--- start of DATA TO USE ---

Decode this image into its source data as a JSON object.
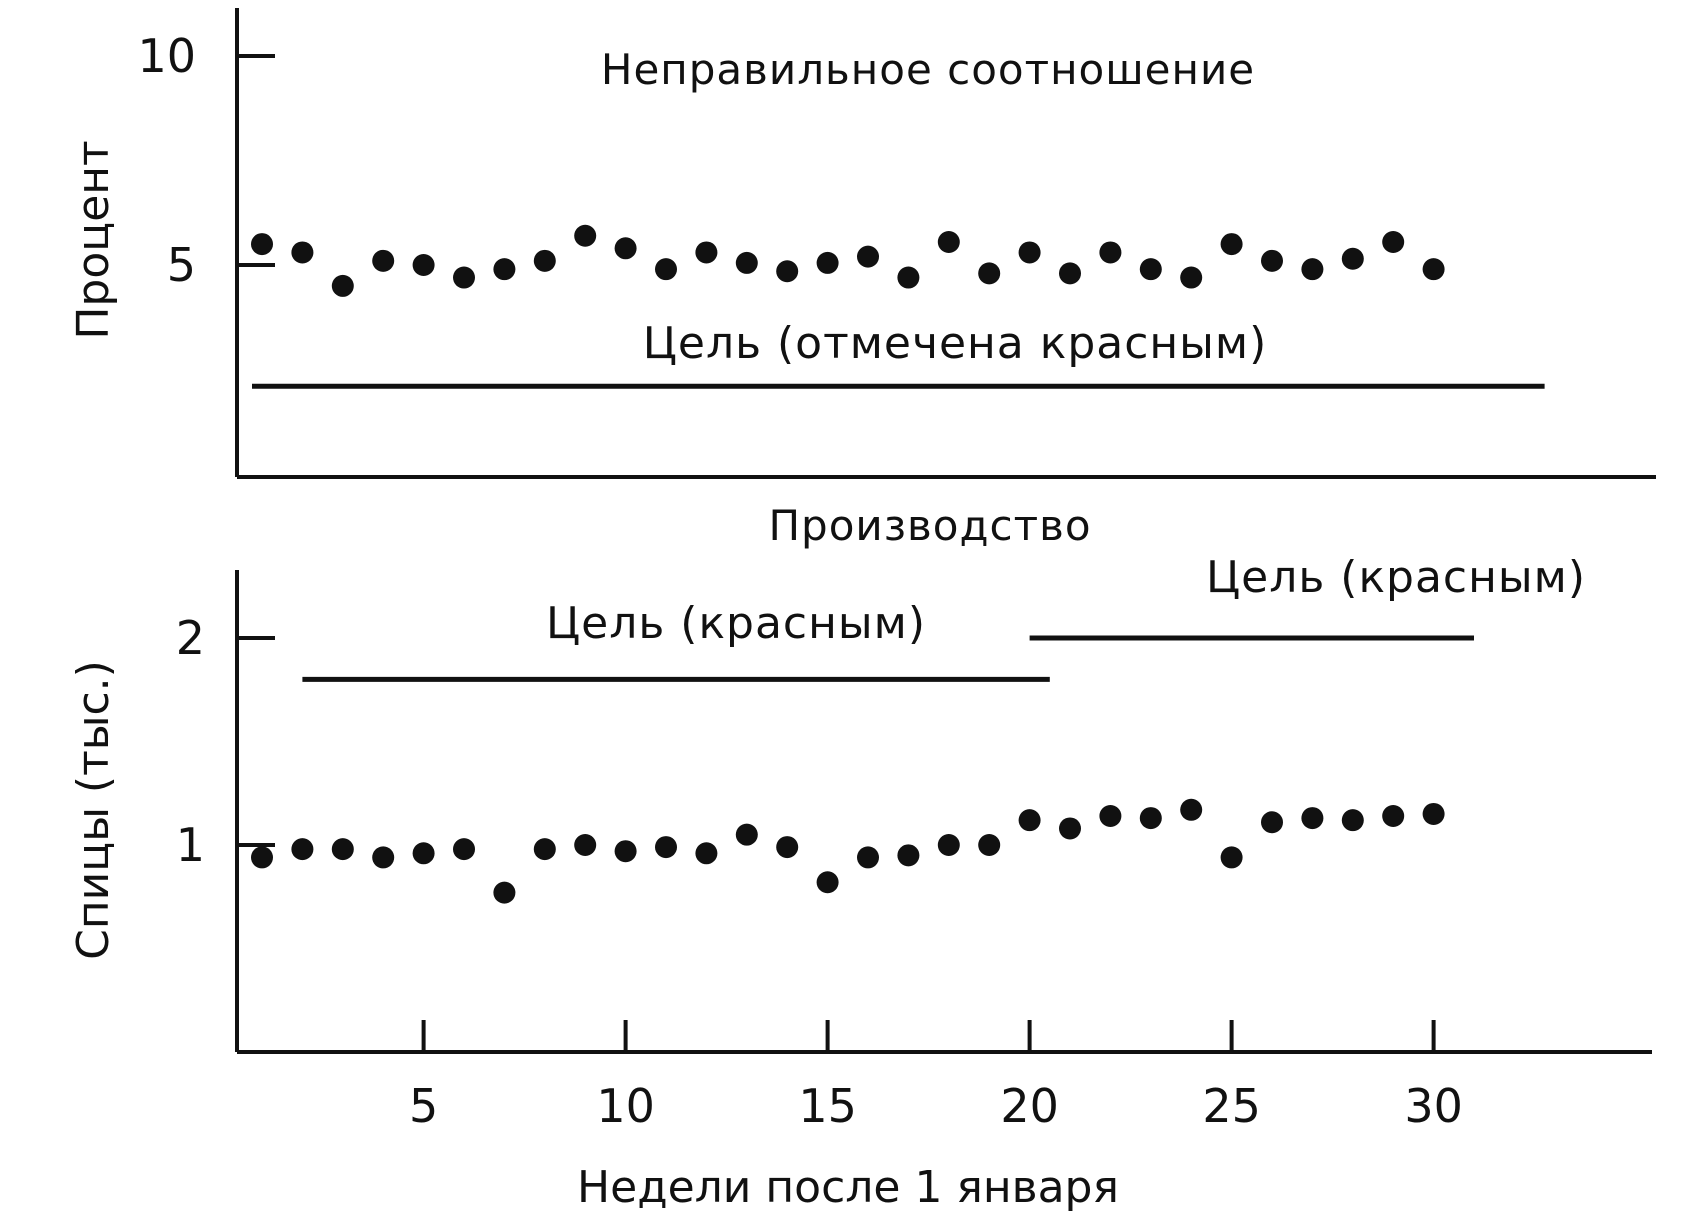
{
  "chart_data": [
    {
      "type": "scatter",
      "title": "Неправильное соотношение",
      "ylabel": "Процент",
      "ylim": [
        0,
        10
      ],
      "yticks": [
        10,
        5
      ],
      "goal": {
        "label": "Цель (отмечена красным)",
        "value": 2.1,
        "x_start": 1.0,
        "x_end": 32.5
      },
      "x": [
        1,
        2,
        3,
        4,
        5,
        6,
        7,
        8,
        9,
        10,
        11,
        12,
        13,
        14,
        15,
        16,
        17,
        18,
        19,
        20,
        21,
        22,
        23,
        24,
        25,
        26,
        27,
        28,
        29,
        30
      ],
      "values": [
        5.5,
        5.3,
        4.5,
        5.1,
        5.0,
        4.7,
        4.9,
        5.1,
        5.7,
        5.4,
        4.9,
        5.3,
        5.05,
        4.85,
        5.05,
        5.2,
        4.7,
        5.55,
        4.8,
        5.3,
        4.8,
        5.3,
        4.9,
        4.7,
        5.5,
        5.1,
        4.9,
        5.15,
        5.55,
        4.9
      ]
    },
    {
      "type": "scatter",
      "title": "Производство",
      "ylabel": "Спицы (тыс.)",
      "xlabel": "Недели после 1 января",
      "ylim": [
        0,
        2.3
      ],
      "yticks": [
        2,
        1
      ],
      "xticks": [
        5,
        10,
        15,
        20,
        25,
        30
      ],
      "goals": [
        {
          "label": "Цель (красным)",
          "value": 1.8,
          "x_start": 2.0,
          "x_end": 20.5
        },
        {
          "label": "Цель (красным)",
          "value": 2.0,
          "x_start": 20.0,
          "x_end": 31.0
        }
      ],
      "x": [
        1,
        2,
        3,
        4,
        5,
        6,
        7,
        8,
        9,
        10,
        11,
        12,
        13,
        14,
        15,
        16,
        17,
        18,
        19,
        20,
        21,
        22,
        23,
        24,
        25,
        26,
        27,
        28,
        29,
        30
      ],
      "values": [
        0.94,
        0.98,
        0.98,
        0.94,
        0.96,
        0.98,
        0.77,
        0.98,
        1.0,
        0.97,
        0.99,
        0.96,
        1.05,
        0.99,
        0.82,
        0.94,
        0.95,
        1.0,
        1.0,
        1.12,
        1.08,
        1.14,
        1.13,
        1.17,
        0.94,
        1.11,
        1.13,
        1.12,
        1.14,
        1.15
      ]
    }
  ]
}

--- end of DATA TO USE ---

> STATED TASK
Return each line exactly as written. Any picture gets left out.

> FINISHED TASK
Decode this image into its source data as a JSON object.
{
  "chart_data": [
    {
      "type": "scatter",
      "title": "Неправильное соотношение",
      "ylabel": "Процент",
      "ylim": [
        0,
        10
      ],
      "yticks": [
        10,
        5
      ],
      "goal": {
        "label": "Цель (отмечена красным)",
        "value": 2.1,
        "x_start": 1.0,
        "x_end": 32.5
      },
      "x": [
        1,
        2,
        3,
        4,
        5,
        6,
        7,
        8,
        9,
        10,
        11,
        12,
        13,
        14,
        15,
        16,
        17,
        18,
        19,
        20,
        21,
        22,
        23,
        24,
        25,
        26,
        27,
        28,
        29,
        30
      ],
      "values": [
        5.5,
        5.3,
        4.5,
        5.1,
        5.0,
        4.7,
        4.9,
        5.1,
        5.7,
        5.4,
        4.9,
        5.3,
        5.05,
        4.85,
        5.05,
        5.2,
        4.7,
        5.55,
        4.8,
        5.3,
        4.8,
        5.3,
        4.9,
        4.7,
        5.5,
        5.1,
        4.9,
        5.15,
        5.55,
        4.9
      ]
    },
    {
      "type": "scatter",
      "title": "Производство",
      "ylabel": "Спицы (тыс.)",
      "xlabel": "Недели после 1 января",
      "ylim": [
        0,
        2.3
      ],
      "yticks": [
        2,
        1
      ],
      "xticks": [
        5,
        10,
        15,
        20,
        25,
        30
      ],
      "goals": [
        {
          "label": "Цель (красным)",
          "value": 1.8,
          "x_start": 2.0,
          "x_end": 20.5
        },
        {
          "label": "Цель (красным)",
          "value": 2.0,
          "x_start": 20.0,
          "x_end": 31.0
        }
      ],
      "x": [
        1,
        2,
        3,
        4,
        5,
        6,
        7,
        8,
        9,
        10,
        11,
        12,
        13,
        14,
        15,
        16,
        17,
        18,
        19,
        20,
        21,
        22,
        23,
        24,
        25,
        26,
        27,
        28,
        29,
        30
      ],
      "values": [
        0.94,
        0.98,
        0.98,
        0.94,
        0.96,
        0.98,
        0.77,
        0.98,
        1.0,
        0.97,
        0.99,
        0.96,
        1.05,
        0.99,
        0.82,
        0.94,
        0.95,
        1.0,
        1.0,
        1.12,
        1.08,
        1.14,
        1.13,
        1.17,
        0.94,
        1.11,
        1.13,
        1.12,
        1.14,
        1.15
      ]
    }
  ]
}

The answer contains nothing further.